Task statement: Reproduce all of the data that follows, character for character.
────────
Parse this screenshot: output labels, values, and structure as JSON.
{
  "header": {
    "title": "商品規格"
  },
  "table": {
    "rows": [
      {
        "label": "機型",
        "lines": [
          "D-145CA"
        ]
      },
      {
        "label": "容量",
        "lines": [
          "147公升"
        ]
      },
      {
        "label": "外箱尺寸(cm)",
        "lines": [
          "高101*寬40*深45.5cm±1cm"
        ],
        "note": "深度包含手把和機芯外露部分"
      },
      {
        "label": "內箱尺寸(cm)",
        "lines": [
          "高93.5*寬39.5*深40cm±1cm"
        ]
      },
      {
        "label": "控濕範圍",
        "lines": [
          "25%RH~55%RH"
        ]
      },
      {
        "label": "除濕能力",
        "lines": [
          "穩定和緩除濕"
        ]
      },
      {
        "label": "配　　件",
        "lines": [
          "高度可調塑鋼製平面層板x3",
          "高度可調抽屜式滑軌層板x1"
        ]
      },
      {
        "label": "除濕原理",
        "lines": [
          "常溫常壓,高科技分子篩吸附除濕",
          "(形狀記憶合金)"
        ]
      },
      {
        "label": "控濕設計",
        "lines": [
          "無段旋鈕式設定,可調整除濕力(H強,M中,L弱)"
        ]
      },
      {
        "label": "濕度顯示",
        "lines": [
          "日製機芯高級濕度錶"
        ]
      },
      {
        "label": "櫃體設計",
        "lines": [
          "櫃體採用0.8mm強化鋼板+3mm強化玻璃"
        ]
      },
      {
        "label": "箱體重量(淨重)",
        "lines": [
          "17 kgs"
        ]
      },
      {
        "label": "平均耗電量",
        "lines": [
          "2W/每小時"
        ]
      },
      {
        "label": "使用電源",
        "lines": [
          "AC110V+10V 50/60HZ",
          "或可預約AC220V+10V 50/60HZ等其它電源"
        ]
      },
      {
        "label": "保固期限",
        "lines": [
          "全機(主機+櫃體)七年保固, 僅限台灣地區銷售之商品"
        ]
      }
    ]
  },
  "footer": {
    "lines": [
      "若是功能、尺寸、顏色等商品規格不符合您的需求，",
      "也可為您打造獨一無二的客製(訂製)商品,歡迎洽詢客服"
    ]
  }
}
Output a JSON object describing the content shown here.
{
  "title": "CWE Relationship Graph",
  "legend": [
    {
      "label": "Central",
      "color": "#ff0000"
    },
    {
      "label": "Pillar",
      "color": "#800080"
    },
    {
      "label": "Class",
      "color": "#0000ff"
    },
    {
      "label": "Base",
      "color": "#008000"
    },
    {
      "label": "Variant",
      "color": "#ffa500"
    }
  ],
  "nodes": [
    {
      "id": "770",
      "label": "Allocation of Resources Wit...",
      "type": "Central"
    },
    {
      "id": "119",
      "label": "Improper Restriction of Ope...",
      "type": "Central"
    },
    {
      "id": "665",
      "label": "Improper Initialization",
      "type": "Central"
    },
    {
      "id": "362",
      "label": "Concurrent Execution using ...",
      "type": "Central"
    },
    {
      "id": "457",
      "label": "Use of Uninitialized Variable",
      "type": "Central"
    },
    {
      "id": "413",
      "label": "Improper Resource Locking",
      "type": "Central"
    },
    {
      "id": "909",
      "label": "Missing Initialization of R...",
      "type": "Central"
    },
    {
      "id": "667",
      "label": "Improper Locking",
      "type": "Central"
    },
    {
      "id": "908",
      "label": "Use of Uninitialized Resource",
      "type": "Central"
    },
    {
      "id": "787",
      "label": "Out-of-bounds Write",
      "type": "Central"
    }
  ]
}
────────
Response:
Parse this screenshot: output labels, values, and structure as JSON.
{
  "header": {
    "title": "商品規格"
  },
  "table": {
    "rows": [
      {
        "label": "機型",
        "lines": [
          "D-145CA"
        ]
      },
      {
        "label": "容量",
        "lines": [
          "147公升"
        ]
      },
      {
        "label": "外箱尺寸(cm)",
        "lines": [
          "高101*寬40*深45.5cm±1cm"
        ],
        "note": "深度包含手把和機芯外露部分"
      },
      {
        "label": "內箱尺寸(cm)",
        "lines": [
          "高93.5*寬39.5*深40cm±1cm"
        ]
      },
      {
        "label": "控濕範圍",
        "lines": [
          "25%RH~55%RH"
        ]
      },
      {
        "label": "除濕能力",
        "lines": [
          "穩定和緩除濕"
        ]
      },
      {
        "label": "配　　件",
        "lines": [
          "高度可調塑鋼製平面層板x3",
          "高度可調抽屜式滑軌層板x1"
        ]
      },
      {
        "label": "除濕原理",
        "lines": [
          "常溫常壓,高科技分子篩吸附除濕",
          "(形狀記憶合金)"
        ]
      },
      {
        "label": "控濕設計",
        "lines": [
          "無段旋鈕式設定,可調整除濕力(H強,M中,L弱)"
        ]
      },
      {
        "label": "濕度顯示",
        "lines": [
          "日製機芯高級濕度錶"
        ]
      },
      {
        "label": "櫃體設計",
        "lines": [
          "櫃體採用0.8mm強化鋼板+3mm強化玻璃"
        ]
      },
      {
        "label": "箱體重量(淨重)",
        "lines": [
          "17 kgs"
        ]
      },
      {
        "label": "平均耗電量",
        "lines": [
          "2W/每小時"
        ]
      },
      {
        "label": "使用電源",
        "lines": [
          "AC110V+10V 50/60HZ",
          "或可預約AC220V+10V 50/60HZ等其它電源"
        ]
      },
      {
        "label": "保固期限",
        "lines": [
          "全機(主機+櫃體)七年保固, 僅限台灣地區銷售之商品"
        ]
      }
    ]
  },
  "footer": {
    "lines": [
      "若是功能、尺寸、顏色等商品規格不符合您的需求，",
      "也可為您打造獨一無二的客製(訂製)商品,歡迎洽詢客服"
    ]
  }
}
Output a JSON object describing the content shown here.
{
  "title": "CWE Relationship Graph",
  "legend": [
    {
      "label": "Central",
      "color": "#ff0000"
    },
    {
      "label": "Pillar",
      "color": "#800080"
    },
    {
      "label": "Class",
      "color": "#0000ff"
    },
    {
      "label": "Base",
      "color": "#008000"
    },
    {
      "label": "Variant",
      "color": "#ffa500"
    }
  ],
  "nodes": [
    {
      "id": "770",
      "label": "Allocation of Resources Wit...",
      "type": "Central"
    },
    {
      "id": "119",
      "label": "Improper Restriction of Ope...",
      "type": "Central"
    },
    {
      "id": "665",
      "label": "Improper Initialization",
      "type": "Central"
    },
    {
      "id": "362",
      "label": "Concurrent Execution using ...",
      "type": "Central"
    },
    {
      "id": "457",
      "label": "Use of Uninitialized Variable",
      "type": "Central"
    },
    {
      "id": "413",
      "label": "Improper Resource Locking",
      "type": "Central"
    },
    {
      "id": "909",
      "label": "Missing Initialization of R...",
      "type": "Central"
    },
    {
      "id": "667",
      "label": "Improper Locking",
      "type": "Central"
    },
    {
      "id": "908",
      "label": "Use of Uninitialized Resource",
      "type": "Central"
    },
    {
      "id": "787",
      "label": "Out-of-bounds Write",
      "type": "Central"
    }
  ]
}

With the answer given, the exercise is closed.